▶ YOUR GOAL
Filter the entries and keep only the lines where the string "list" appears.

####################

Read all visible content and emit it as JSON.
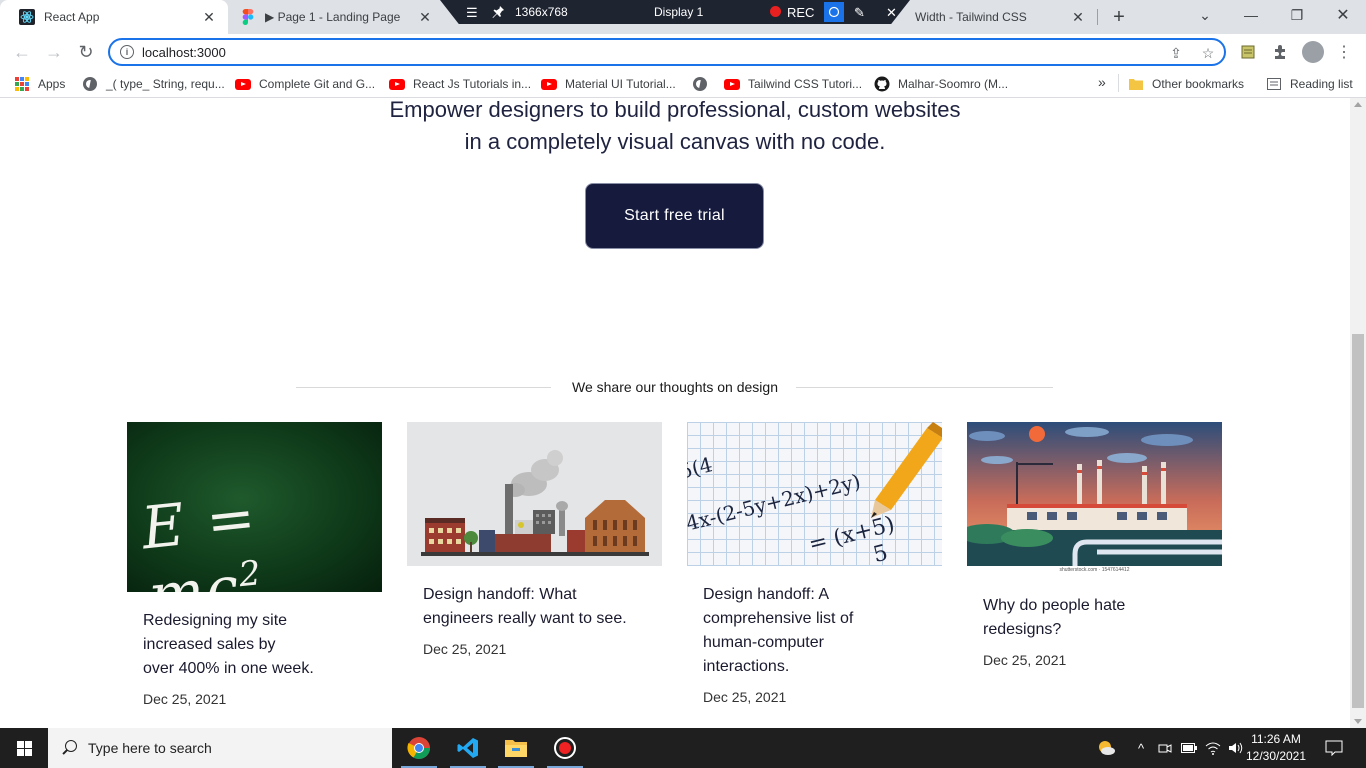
{
  "browser": {
    "tabs": [
      {
        "title": "React App",
        "active": true
      },
      {
        "title": "▶ Page 1 - Landing Page",
        "active": false
      },
      {
        "title": "Width - Tailwind CSS",
        "active": false
      }
    ],
    "recorder": {
      "resolution": "1366x768",
      "display": "Display 1",
      "rec_label": "REC"
    },
    "url": "localhost:3000",
    "bookmarks": [
      {
        "label": "Apps",
        "icon": "apps-grid-icon"
      },
      {
        "label": "_( type_ String, requ...",
        "icon": "globe-icon"
      },
      {
        "label": "Complete Git and G...",
        "icon": "youtube-icon"
      },
      {
        "label": "React Js Tutorials in...",
        "icon": "youtube-icon"
      },
      {
        "label": "Material UI Tutorial...",
        "icon": "youtube-icon"
      },
      {
        "label": "",
        "icon": "globe-icon"
      },
      {
        "label": "Tailwind CSS Tutori...",
        "icon": "youtube-icon"
      },
      {
        "label": "Malhar-Soomro (M...",
        "icon": "github-icon"
      }
    ],
    "bookmarks_overflow": "»",
    "other_bookmarks": "Other bookmarks",
    "reading_list": "Reading list"
  },
  "hero": {
    "line1": "Empower designers to build professional, custom websites",
    "line2": "in a completely visual canvas with no code.",
    "cta_label": "Start free trial"
  },
  "blog": {
    "section_title": "We share our thoughts on design",
    "posts": [
      {
        "title_lines": [
          "Redesigning my site",
          "increased sales by",
          "over 400% in one week."
        ],
        "date": "Dec 25, 2021",
        "image": "e-equals-mc2-chalkboard"
      },
      {
        "title_lines": [
          "Design handoff: What",
          "engineers really want to see."
        ],
        "date": "Dec 25, 2021",
        "image": "factory-illustration"
      },
      {
        "title_lines": [
          "Design handoff: A",
          "comprehensive list of",
          "human-computer",
          "interactions."
        ],
        "date": "Dec 25, 2021",
        "image": "math-pencil-paper"
      },
      {
        "title_lines": [
          "Why do people hate",
          "redesigns?"
        ],
        "date": "Dec 25, 2021",
        "image": "industrial-sunset-illustration",
        "image_caption": "shutterstock.com · 1547614412"
      }
    ],
    "chalk_text": "E = mc",
    "chalk_sup": "2",
    "math_text_1": "5(4",
    "math_text_2": "4x-(2-5y+2x)+2y)",
    "math_text_3": "= (x+5)",
    "math_text_4": "5"
  },
  "taskbar": {
    "search_placeholder": "Type here to search",
    "time": "11:26 AM",
    "date": "12/30/2021"
  },
  "colors": {
    "cta_bg": "#161b3d",
    "omnibox_border": "#1a73e8",
    "taskbar_bg": "#1f1f1f"
  }
}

####################

▶ TASK SOLUTION
    "reading_list": "Reading list"
          "comprehensive list of",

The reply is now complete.